> [SHORT EXERCISE] Please pick up the qsv JSON Schema validation recipe below where it stops and write its next part.

> [SELECTED EXCERPT]
====

Skip to content

Recipe JSON Schema Validate

Joel Natividad edited this page May 13, 2026 · 2 revisions

Recipe: JSON Schema Validation

Tier: Intermediate Commands used: stats, schema, validate, extdedup Anchor dataset: NYC 311 (1M-row sample) — resources/test/NYC_311_SR_2010-2020-sample-1M.csv

Problem

You receive a CSV every week from a partner and need to know — fast — whether every row conforms to expectations:

  • types (numeric where numeric, dates where dates)
  • ranges (zip codes between 00001 and 99999, ages between 0 and 120)
  • enums (only allowed values for status, borough, agency)
  • composite uniqueness (no duplicate (case_enquiry_id, open_dt) pairs)
  • currency formats (ISO 4217 codes, optional symbols)

qsv does this at up to 780,000 rows / sec against a JSON Schema 2020-12 spec, with three custom keywords that no other JSON Schema validator has: currency, dynamicEnum, uniqueCombinedWith.

Data

# 1M-row NYC 311 sample (bundled with qsv)
ls resources/test/NYC_311_SR_2010-2020-sample-1M.csv

# A pre-generated schema for it
ls resources/test/311_Service_Requests_from_2010_to_Present-2022-03-04.csv.schema.json

If you're running outside the qsv repo, fetch both:

curl -LO https://raw.githubusercontent.com/dathere/qsv/master/resources/test/NYC_311_SR_2010-2020-sample-1M.csv
curl -LO https://raw.githubusercontent.com/dathere/qsv/master/resources/test/311_Service_Requests_from_2010_to_Present-2022-03-04.csv.schema.json

Solution

1. Pre-populate the stats cache for speed

qsv stats --cardinality --infer-dates --infer-boolean --stats-jsonl \
  NYC_311_SR_2010-2020-sample-1M.csv
ls NYC_311_SR_2010-2020-sample-1M.*
# .csv  .stats.csv  .stats.csv.data.jsonl

schema and validate both look for these sidecars and reuse them — schema generation in ~5 s instead of ~30 s on the 1M sample.

2. Generate a JSON Schema from representative data

qsv schema NYC_311_SR_2010-2020-sample-1M.csv
# Writes NYC_311_SR_2010-2020-sample-1M.csv.schema.json

The output includes inferred types, min/max ranges (for numerics), date formats, enum values (for low-cardinality columns), and pattern regex (when --pattern-columns is used).

3. Edit the schema to tighten rules

Open NYC_311_SR_2010-2020-sample-1M.csv.schema.json in your editor. Typical edits:

{
  "properties": {
    "Status": {
      "type": "string",
      "enum": ["Open", "Closed", "Pending", "In Progress"]    // restrict to known values
    },
    "Incident Zip": {
      "type": "string",
      "pattern": "^\\d{5}(-\\d{4})?$"                          // 5-digit or 5-4 ZIP
    },
    "Agency": {
      "type": "string",
      "dynamicEnum": "https://data.cityofnewyork.us/api/views/nyc_agencies.csv"

====

> [DATA SECTION]
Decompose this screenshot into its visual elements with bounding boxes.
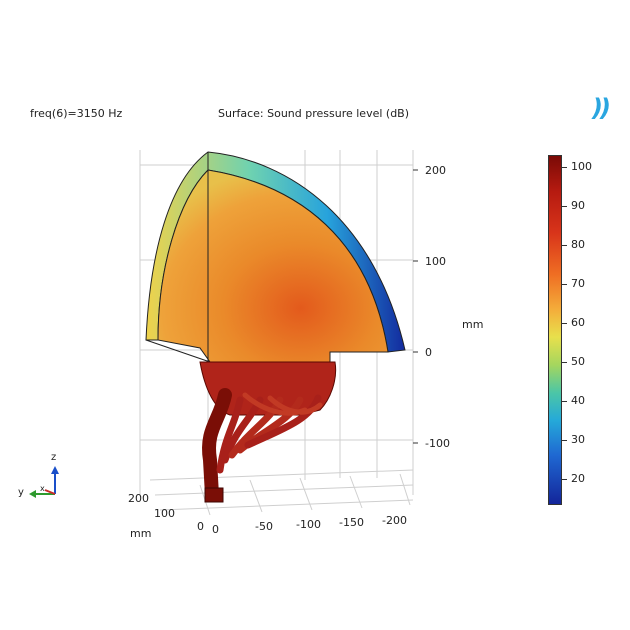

====

> [ANSWER FOR THE TASK]
    },
    "Created Date": {
      "type": "string",
      "format": "date-time"
    }
  },
  "required": ["Unique Key", "Created Date", "Complaint Type", "Borough"],
  "additionalProperties": false
}

The schema is itself a JSON Schema 2020-12 file — so you can validate that it's syntactically correct:

qsv validate schema NYC_311_SR_2010-2020-sample-1M.csv.schema.json

4. Run validation

qsv validate \
  NYC_311_SR_2010-2020-sample-1M.csv \
  NYC_311_SR_2010-2020-sample-1M.csv.schema.json

When everything passes:

  • exit code 0
  • no extra files produced

When some rows fail:

  • exit code non-zero
  • NYC_311_SR_2010-2020-sample-1M.csv.valid.csv — rows that passed
  • NYC_311_SR_2010-2020-sample-1M.csv.invalid.csv — rows that failed
  • NYC_311_SR_2010-2020-sample-1M.csv.validation-errors.tsv — one row per error: row_number, field, error

On the 1M-row sample, expect ~1.5 seconds for a clean run on an M2 Pro. The benchmarked peak is 780k rows/sec.

5. Use the three custom keywords

currency — ISO 4217 validation

{
  "properties": {
    "Sale Price": {
      "type": "string",
      "format": "currency"
    }
  }
}

Matches $1,000.00, USD1000.00, (€100,00), -USD100.00, ¥10000, and many more. Rejects raw integers without a currency context.

dynamicEnum — enum from a CSV (local, HTTP, dathere, CKAN)

{
  "properties": {
    "Agency": {
      "type": "string",
      "dynamicEnum": "NYC_agencies.csv"
    }
  }
}

The dynamicEnum value can be a local path or a URL. Supported schemes:

  • file:// (or just a bare path)
  • http:// / https://
  • dathere:// — qsv's curated lookup-tables repo
  • ckan:// — a CKAN resource ID

The first column of the referenced CSV is the value list (additional columns are ignored).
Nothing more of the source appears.